▶ [Task data]
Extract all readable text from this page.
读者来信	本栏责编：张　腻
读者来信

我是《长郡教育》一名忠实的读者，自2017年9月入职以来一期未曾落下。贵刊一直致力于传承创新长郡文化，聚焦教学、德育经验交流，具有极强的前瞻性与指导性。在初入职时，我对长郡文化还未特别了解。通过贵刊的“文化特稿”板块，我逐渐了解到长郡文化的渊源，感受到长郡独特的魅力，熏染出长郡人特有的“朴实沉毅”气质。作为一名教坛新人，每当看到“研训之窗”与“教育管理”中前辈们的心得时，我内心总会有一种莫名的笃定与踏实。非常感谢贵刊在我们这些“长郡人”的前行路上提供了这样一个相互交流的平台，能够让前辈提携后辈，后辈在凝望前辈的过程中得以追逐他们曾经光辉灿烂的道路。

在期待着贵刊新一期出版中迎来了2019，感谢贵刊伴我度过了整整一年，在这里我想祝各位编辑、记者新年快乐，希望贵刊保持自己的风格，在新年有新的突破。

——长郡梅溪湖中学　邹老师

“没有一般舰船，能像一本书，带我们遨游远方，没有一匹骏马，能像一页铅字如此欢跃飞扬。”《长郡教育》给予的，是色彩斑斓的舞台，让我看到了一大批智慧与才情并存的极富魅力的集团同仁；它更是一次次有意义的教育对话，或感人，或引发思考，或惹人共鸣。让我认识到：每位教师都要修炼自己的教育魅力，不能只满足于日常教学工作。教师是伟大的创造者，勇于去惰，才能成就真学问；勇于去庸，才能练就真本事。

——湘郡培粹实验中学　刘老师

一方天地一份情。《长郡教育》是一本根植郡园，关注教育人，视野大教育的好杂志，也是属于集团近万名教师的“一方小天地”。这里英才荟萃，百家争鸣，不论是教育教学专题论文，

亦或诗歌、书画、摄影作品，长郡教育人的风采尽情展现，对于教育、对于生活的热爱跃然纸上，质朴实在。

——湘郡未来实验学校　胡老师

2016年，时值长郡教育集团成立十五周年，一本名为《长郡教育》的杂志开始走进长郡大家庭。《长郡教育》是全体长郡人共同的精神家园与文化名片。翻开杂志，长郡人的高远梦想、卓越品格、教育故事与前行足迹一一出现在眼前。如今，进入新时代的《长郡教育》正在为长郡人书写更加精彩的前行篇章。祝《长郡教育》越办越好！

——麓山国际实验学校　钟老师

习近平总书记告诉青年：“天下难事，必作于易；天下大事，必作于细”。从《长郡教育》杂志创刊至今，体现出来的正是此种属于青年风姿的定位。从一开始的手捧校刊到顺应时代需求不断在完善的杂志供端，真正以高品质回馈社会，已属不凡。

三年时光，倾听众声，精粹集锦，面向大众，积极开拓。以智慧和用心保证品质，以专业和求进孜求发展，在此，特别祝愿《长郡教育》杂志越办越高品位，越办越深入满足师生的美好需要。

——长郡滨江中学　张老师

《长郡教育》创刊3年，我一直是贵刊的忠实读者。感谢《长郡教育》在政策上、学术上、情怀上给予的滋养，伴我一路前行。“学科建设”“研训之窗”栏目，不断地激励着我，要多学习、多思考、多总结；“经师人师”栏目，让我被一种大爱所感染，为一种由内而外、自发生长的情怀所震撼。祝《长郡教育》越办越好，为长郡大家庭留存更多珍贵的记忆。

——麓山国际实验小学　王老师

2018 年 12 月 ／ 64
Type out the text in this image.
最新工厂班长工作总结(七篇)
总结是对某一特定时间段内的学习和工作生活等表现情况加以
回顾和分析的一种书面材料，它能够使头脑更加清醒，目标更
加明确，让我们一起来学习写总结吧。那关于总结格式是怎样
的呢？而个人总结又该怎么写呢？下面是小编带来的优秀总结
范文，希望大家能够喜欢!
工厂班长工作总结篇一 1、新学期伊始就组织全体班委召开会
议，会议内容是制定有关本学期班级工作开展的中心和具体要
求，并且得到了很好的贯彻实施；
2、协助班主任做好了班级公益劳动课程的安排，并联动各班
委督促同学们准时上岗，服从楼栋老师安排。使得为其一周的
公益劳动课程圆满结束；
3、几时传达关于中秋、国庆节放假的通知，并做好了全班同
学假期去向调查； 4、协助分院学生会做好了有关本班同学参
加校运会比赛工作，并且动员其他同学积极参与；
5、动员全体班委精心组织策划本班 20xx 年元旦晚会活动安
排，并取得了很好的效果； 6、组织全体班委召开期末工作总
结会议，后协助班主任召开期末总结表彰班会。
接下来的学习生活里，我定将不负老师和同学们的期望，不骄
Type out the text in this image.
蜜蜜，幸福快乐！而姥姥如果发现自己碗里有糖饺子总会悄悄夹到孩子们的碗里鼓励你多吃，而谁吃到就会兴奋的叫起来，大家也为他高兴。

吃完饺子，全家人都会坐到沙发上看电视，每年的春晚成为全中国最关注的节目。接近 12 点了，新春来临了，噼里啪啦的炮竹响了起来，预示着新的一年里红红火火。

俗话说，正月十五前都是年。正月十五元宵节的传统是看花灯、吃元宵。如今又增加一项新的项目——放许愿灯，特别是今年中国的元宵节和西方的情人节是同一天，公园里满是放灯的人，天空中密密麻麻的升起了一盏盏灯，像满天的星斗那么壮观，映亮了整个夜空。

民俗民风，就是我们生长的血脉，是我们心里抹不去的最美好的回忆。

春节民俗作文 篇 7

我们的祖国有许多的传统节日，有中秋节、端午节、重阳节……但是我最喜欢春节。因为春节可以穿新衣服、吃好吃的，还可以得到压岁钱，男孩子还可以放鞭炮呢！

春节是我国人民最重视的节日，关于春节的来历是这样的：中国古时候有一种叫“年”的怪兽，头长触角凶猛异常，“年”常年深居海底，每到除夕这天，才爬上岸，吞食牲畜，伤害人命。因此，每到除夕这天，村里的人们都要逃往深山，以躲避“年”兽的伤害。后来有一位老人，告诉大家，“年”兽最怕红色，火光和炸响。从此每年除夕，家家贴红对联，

▶ [Written problem] Scan the material above for the string "研训之窗" and report each line where you find it.

▶ [Exercise response]
我是《长郡教育》一名忠实的读者，自2017年9月入职以来一期未曾落下。贵刊一直致力于传承创新长郡文化，聚焦教学、德育经验交流，具有极强的前瞻性与指导性。在初入职时，我对长郡文化还未特别了解。通过贵刊的“文化特稿”板块，我逐渐了解到长郡文化的渊源，感受到长郡独特的魅力，熏染出长郡人特有的“朴实沉毅”气质。作为一名教坛新人，每当看到“研训之窗”与“教育管理”中前辈们的心得时，我内心总会有一种莫名的笃定与踏实。非常感谢贵刊在我们这些“长郡人”的前行路上提供了这样一个相互交流的平台，能够让前辈提携后辈，后辈在凝望前辈的过程中得以追逐他们曾经光辉灿烂的道路。
《长郡教育》创刊3年，我一直是贵刊的忠实读者。感谢《长郡教育》在政策上、学术上、情怀上给予的滋养，伴我一路前行。“学科建设”“研训之窗”栏目，不断地激励着我，要多学习、多思考、多总结；“经师人师”栏目，让我被一种大爱所感染，为一种由内而外、自发生长的情怀所震撼。祝《长郡教育》越办越好，为长郡大家庭留存更多珍贵的记忆。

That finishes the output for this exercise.